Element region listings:
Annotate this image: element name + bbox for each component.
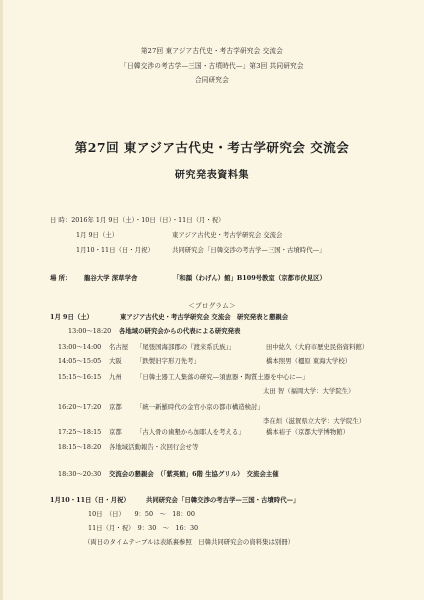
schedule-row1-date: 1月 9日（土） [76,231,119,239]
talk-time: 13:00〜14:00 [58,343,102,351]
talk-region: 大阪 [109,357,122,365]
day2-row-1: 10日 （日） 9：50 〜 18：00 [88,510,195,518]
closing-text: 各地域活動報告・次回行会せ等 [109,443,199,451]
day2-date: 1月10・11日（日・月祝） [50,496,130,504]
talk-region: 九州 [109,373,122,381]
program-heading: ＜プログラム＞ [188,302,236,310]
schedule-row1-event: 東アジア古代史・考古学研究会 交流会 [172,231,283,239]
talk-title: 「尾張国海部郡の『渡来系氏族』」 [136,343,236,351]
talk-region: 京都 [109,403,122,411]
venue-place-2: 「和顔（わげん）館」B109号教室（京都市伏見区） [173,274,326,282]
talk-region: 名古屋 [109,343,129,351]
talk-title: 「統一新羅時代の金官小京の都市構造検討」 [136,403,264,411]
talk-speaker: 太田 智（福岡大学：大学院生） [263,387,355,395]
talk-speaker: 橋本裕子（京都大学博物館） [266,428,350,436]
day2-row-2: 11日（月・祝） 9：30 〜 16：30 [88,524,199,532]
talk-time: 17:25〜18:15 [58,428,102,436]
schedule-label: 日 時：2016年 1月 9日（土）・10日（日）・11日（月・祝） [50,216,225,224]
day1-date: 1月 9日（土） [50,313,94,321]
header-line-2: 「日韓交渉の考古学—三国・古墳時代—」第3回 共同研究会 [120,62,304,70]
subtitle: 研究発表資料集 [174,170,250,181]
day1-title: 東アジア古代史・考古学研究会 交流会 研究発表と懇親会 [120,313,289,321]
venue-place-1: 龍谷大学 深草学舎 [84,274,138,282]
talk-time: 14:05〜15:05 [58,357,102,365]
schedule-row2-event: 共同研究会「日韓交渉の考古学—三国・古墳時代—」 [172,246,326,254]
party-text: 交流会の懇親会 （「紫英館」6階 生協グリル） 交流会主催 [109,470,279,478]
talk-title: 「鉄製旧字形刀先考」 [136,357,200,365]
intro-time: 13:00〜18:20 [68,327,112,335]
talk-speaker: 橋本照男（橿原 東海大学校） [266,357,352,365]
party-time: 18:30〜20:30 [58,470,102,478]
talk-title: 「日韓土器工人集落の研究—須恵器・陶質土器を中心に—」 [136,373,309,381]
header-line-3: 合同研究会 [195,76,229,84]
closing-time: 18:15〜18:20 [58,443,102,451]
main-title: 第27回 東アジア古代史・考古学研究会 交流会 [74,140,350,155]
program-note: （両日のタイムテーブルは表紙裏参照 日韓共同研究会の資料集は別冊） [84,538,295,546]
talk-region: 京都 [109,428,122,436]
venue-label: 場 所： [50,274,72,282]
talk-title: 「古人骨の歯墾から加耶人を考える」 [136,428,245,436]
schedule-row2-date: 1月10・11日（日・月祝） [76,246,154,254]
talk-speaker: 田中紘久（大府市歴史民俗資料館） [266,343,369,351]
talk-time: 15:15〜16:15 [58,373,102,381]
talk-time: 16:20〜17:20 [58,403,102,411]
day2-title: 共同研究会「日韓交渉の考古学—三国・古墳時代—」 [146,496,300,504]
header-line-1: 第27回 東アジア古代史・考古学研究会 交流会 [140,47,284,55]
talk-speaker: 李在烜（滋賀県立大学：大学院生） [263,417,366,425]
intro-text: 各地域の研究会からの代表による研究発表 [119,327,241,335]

== WHAT IS ASKED ==
Rewrite each line of the entries above as a row in a Markdown table with the columns "No." and "Line", omitting blank lines and the picture.

== COMPLETE RESPONSE ==
| No. | Line |
|---|---|
| 1 | Annotate this image: element name + bbox for each component. |
| 2 | schedule-row1-date: 1月 9日（土） [76,231,119,239] |
| 3 | talk-time: 13:00〜14:00 [58,343,102,351] |
| 4 | talk-region: 大阪 [109,357,122,365] |
| 5 | day2-row-1: 10日 （日） 9：50 〜 18：00 [88,510,195,518] |
| 6 | closing-text: 各地域活動報告・次回行会せ等 [109,443,199,451] |
| 7 | day2-date: 1月10・11日（日・月祝） [50,496,130,504] |
| 8 | talk-region: 九州 [109,373,122,381] |
| 9 | program-heading: ＜プログラム＞ [188,302,236,310] |
| 10 | schedule-row1-event: 東アジア古代史・考古学研究会 交流会 [172,231,283,239] |
| 11 | talk-title: 「尾張国海部郡の『渡来系氏族』」 [136,343,236,351] |
| 12 | talk-region: 京都 [109,403,122,411] |
| 13 | venue-place-2: 「和顔（わげん）館」B109号教室（京都市伏見区） [173,274,326,282] |
| 14 | talk-region: 名古屋 [109,343,129,351] |
| 15 | talk-title: 「統一新羅時代の金官小京の都市構造検討」 [136,403,264,411] |
| 16 | talk-speaker: 太田 智（福岡大学：大学院生） [263,387,355,395] |
| 17 | talk-speaker: 橋本裕子（京都大学博物館） [266,428,350,436] |
| 18 | day2-row-2: 11日（月・祝） 9：30 〜 16：30 [88,524,199,532] |
| 19 | talk-time: 17:25〜18:15 [58,428,102,436] |
| 20 | schedule-label: 日 時：2016年 1月 9日（土）・10日（日）・11日（月・祝） [50,216,225,224] |
| 21 | day1-date: 1月 9日（土） [50,313,94,321] |
| 22 | header-line-2: 「日韓交渉の考古学—三国・古墳時代—」第3回 共同研究会 [120,62,304,70] |
| 23 | subtitle: 研究発表資料集 [174,170,250,181] |
| 24 | day1-title: 東アジア古代史・考古学研究会 交流会 研究発表と懇親会 [120,313,289,321] |
| 25 | venue-place-1: 龍谷大学 深草学舎 [84,274,138,282] |
| 26 | talk-time: 14:05〜15:05 [58,357,102,365] |
| 27 | schedule-row2-event: 共同研究会「日韓交渉の考古学—三国・古墳時代—」 [172,246,326,254] |
| 28 | party-text: 交流会の懇親会 （「紫英館」6階 生協グリル） 交流会主催 [109,470,279,478] |
| 29 | talk-title: 「鉄製旧字形刀先考」 [136,357,200,365] |
| 30 | intro-time: 13:00〜18:20 [68,327,112,335] |
| 31 | talk-speaker: 橋本照男（橿原 東海大学校） [266,357,352,365] |
| 32 | party-time: 18:30〜20:30 [58,470,102,478] |
| 33 | talk-title: 「日韓土器工人集落の研究—須恵器・陶質土器を中心に—」 [136,373,309,381] |
| 34 | header-line-3: 合同研究会 [195,76,229,84] |
| 35 | closing-time: 18:15〜18:20 [58,443,102,451] |
| 36 | main-title: 第27回 東アジア古代史・考古学研究会 交流会 [74,140,350,155] |
| 37 | program-note: （両日のタイムテーブルは表紙裏参照 日韓共同研究会の資料集は別冊） [84,538,295,546] |
| 38 | talk-region: 京都 [109,428,122,436] |
| 39 | venue-label: 場 所： [50,274,72,282] |
| 40 | talk-title: 「古人骨の歯墾から加耶人を考える」 [136,428,245,436] |
| 41 | schedule-row2-date: 1月10・11日（日・月祝） [76,246,154,254] |
| 42 | talk-speaker: 田中紘久（大府市歴史民俗資料館） [266,343,369,351] |
| 43 | talk-time: 15:15〜16:15 [58,373,102,381] |
| 44 | talk-time: 16:20〜17:20 [58,403,102,411] |
| 45 | day2-title: 共同研究会「日韓交渉の考古学—三国・古墳時代—」 [146,496,300,504] |
| 46 | header-line-1: 第27回 東アジア古代史・考古学研究会 交流会 [140,47,284,55] |
| 47 | talk-speaker: 李在烜（滋賀県立大学：大学院生） [263,417,366,425] |
| 48 | intro-text: 各地域の研究会からの代表による研究発表 [119,327,241,335] |